Dataset rows:
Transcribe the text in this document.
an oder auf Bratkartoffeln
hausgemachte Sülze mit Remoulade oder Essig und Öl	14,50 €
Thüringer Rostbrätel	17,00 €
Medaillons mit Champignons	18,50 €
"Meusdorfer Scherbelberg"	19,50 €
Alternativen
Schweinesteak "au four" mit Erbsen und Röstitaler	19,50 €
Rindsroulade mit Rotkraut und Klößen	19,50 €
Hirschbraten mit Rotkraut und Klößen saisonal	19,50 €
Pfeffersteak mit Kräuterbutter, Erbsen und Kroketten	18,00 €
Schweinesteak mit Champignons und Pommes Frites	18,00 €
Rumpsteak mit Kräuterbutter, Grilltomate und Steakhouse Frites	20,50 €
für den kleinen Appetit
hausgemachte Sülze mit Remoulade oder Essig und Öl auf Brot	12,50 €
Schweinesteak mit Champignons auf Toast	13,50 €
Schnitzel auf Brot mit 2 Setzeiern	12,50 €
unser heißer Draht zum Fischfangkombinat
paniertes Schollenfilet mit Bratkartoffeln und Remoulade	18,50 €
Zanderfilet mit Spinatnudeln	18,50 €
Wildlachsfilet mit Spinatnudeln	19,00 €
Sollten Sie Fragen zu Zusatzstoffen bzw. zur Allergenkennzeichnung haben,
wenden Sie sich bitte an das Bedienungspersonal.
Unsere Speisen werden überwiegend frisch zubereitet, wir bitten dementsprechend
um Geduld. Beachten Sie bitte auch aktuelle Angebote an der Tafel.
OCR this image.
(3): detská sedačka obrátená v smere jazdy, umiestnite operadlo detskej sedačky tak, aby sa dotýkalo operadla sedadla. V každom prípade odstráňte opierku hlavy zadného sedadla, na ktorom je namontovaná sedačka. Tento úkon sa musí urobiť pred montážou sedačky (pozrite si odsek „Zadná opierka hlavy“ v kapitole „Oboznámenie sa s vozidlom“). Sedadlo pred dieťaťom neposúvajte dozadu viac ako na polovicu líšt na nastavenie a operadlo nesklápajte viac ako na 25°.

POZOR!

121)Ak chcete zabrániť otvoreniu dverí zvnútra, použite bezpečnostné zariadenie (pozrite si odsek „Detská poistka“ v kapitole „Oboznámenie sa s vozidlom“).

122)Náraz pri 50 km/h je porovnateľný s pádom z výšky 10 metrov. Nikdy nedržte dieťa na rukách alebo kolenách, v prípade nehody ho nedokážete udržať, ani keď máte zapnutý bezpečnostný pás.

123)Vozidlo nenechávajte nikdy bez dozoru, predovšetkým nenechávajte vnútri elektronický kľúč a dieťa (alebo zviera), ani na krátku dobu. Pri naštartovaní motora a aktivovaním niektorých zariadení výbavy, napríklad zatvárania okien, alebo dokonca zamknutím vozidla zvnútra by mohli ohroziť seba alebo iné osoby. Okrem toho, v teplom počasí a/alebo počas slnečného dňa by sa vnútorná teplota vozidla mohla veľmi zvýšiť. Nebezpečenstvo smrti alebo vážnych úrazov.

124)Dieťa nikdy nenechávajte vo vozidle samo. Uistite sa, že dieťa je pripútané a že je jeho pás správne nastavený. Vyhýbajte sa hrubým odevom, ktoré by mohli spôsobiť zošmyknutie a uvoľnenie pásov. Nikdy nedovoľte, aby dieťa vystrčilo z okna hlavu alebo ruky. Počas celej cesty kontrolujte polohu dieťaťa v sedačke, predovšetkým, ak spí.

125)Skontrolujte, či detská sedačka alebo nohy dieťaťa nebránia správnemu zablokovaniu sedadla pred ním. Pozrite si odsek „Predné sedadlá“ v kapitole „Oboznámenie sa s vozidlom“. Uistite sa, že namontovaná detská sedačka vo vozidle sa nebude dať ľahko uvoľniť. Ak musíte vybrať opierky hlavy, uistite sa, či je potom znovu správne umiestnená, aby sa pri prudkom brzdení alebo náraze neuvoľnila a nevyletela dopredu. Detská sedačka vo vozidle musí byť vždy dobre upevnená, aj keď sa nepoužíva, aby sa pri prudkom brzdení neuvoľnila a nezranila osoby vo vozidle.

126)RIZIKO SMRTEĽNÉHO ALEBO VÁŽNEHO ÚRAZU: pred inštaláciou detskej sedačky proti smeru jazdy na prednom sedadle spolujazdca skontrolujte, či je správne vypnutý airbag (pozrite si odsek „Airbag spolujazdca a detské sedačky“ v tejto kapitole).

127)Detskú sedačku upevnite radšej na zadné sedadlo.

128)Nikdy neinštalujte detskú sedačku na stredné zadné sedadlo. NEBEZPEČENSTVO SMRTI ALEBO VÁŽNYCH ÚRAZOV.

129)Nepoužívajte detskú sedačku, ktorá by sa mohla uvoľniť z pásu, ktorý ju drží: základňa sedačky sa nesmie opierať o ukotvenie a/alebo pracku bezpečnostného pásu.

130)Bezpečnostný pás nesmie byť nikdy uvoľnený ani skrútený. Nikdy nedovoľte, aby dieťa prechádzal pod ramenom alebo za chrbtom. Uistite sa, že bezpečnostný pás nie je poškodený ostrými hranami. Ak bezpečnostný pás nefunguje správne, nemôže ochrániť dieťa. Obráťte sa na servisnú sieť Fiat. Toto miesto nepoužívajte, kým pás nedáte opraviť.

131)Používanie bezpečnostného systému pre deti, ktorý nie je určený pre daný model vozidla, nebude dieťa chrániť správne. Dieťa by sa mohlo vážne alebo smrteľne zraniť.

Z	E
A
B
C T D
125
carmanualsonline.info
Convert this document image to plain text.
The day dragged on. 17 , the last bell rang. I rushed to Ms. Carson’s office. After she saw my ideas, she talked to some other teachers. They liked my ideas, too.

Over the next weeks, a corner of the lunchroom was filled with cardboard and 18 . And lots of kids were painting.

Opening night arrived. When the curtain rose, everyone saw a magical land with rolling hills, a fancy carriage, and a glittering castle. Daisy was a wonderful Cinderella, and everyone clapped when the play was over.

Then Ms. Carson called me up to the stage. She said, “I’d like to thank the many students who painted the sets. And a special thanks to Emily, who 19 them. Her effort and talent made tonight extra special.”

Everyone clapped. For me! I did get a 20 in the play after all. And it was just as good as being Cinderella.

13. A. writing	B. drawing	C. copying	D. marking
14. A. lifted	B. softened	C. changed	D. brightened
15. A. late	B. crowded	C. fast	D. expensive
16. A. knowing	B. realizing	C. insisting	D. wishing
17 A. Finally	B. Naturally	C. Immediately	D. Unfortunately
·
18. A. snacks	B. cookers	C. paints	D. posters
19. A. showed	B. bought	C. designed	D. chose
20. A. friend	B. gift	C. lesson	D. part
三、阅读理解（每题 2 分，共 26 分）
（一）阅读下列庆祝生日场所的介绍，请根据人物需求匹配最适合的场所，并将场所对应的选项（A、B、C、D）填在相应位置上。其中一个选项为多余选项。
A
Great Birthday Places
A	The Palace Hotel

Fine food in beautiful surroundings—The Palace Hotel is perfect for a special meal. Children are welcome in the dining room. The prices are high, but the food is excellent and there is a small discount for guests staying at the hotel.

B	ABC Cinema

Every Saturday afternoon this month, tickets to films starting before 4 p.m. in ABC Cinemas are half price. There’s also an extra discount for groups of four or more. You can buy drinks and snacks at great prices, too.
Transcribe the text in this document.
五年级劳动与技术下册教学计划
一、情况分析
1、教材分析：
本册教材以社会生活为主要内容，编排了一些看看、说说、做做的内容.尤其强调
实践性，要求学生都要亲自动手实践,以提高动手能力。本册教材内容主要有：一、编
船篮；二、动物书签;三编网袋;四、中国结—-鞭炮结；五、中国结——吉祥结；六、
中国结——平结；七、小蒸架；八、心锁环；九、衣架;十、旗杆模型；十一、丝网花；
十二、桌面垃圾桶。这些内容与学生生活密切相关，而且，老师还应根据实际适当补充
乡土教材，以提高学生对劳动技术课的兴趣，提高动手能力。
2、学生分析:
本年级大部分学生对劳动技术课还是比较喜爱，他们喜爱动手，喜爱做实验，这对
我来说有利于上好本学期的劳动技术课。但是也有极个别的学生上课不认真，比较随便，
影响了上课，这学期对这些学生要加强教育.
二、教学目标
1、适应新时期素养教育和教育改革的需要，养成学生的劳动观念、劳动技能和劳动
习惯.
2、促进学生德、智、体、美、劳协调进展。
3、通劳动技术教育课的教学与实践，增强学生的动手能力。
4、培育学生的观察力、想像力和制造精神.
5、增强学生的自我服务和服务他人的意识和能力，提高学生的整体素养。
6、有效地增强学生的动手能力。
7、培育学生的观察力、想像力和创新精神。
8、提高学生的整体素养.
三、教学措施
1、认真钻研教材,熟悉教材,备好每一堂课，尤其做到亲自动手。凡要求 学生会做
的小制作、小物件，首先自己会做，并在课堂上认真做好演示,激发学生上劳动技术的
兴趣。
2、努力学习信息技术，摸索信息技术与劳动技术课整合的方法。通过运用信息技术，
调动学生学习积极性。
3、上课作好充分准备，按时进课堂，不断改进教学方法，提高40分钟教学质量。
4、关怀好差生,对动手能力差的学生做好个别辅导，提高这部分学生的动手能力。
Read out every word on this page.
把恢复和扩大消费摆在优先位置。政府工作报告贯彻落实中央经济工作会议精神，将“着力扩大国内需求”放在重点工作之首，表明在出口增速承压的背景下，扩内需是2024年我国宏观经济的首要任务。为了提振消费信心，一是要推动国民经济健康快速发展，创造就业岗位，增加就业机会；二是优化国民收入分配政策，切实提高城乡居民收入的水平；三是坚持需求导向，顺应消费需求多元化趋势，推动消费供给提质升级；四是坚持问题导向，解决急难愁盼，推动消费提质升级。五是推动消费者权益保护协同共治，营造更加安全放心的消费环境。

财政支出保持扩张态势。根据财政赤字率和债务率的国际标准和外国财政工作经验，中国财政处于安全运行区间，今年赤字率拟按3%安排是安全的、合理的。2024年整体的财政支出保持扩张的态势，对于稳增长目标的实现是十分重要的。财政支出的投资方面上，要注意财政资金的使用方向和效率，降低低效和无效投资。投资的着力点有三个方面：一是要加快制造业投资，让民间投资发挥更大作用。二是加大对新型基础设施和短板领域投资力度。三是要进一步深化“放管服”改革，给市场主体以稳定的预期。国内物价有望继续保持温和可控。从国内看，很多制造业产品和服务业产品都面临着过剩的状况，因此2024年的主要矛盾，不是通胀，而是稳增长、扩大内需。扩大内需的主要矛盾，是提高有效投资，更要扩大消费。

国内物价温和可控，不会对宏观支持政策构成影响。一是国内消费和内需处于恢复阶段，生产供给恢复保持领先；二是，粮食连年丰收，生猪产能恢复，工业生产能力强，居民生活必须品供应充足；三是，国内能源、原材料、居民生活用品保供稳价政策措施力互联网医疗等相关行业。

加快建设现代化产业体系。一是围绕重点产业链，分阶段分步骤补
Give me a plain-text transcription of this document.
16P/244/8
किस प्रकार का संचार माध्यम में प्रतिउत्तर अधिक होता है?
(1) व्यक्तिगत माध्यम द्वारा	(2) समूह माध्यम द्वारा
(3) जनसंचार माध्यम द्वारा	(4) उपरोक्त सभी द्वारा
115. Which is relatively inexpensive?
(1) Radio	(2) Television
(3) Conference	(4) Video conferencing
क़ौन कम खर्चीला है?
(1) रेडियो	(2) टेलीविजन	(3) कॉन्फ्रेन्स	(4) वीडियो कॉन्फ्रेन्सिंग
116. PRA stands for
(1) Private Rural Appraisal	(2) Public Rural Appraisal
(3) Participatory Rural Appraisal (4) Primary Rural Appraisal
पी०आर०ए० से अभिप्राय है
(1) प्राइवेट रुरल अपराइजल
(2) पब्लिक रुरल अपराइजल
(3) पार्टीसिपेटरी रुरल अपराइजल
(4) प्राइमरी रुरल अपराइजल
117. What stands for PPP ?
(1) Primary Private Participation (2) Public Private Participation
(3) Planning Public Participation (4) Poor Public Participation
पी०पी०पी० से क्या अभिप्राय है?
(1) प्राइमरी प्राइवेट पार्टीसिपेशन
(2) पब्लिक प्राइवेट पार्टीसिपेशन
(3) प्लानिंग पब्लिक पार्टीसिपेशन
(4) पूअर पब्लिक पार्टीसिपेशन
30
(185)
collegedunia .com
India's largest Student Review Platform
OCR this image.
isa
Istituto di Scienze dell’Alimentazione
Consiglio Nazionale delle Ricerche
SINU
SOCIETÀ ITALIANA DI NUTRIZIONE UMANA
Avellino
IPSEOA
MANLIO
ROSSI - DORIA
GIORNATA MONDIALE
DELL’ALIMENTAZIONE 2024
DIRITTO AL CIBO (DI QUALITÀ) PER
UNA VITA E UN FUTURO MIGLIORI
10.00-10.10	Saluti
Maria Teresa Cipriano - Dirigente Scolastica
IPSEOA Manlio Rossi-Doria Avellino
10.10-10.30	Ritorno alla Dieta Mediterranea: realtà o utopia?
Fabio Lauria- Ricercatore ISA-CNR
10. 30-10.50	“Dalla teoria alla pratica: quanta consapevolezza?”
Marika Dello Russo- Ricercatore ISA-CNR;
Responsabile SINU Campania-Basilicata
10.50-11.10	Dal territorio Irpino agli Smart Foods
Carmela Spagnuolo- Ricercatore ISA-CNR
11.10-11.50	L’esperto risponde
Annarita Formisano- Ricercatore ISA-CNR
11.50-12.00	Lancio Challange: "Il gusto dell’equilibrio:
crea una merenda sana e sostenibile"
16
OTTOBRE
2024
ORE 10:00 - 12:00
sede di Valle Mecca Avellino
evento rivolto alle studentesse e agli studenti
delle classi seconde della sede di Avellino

#### Requirement:
Give only the number of lines in the material above that hold the word "Bratkartoffeln".

#### Correct result:
2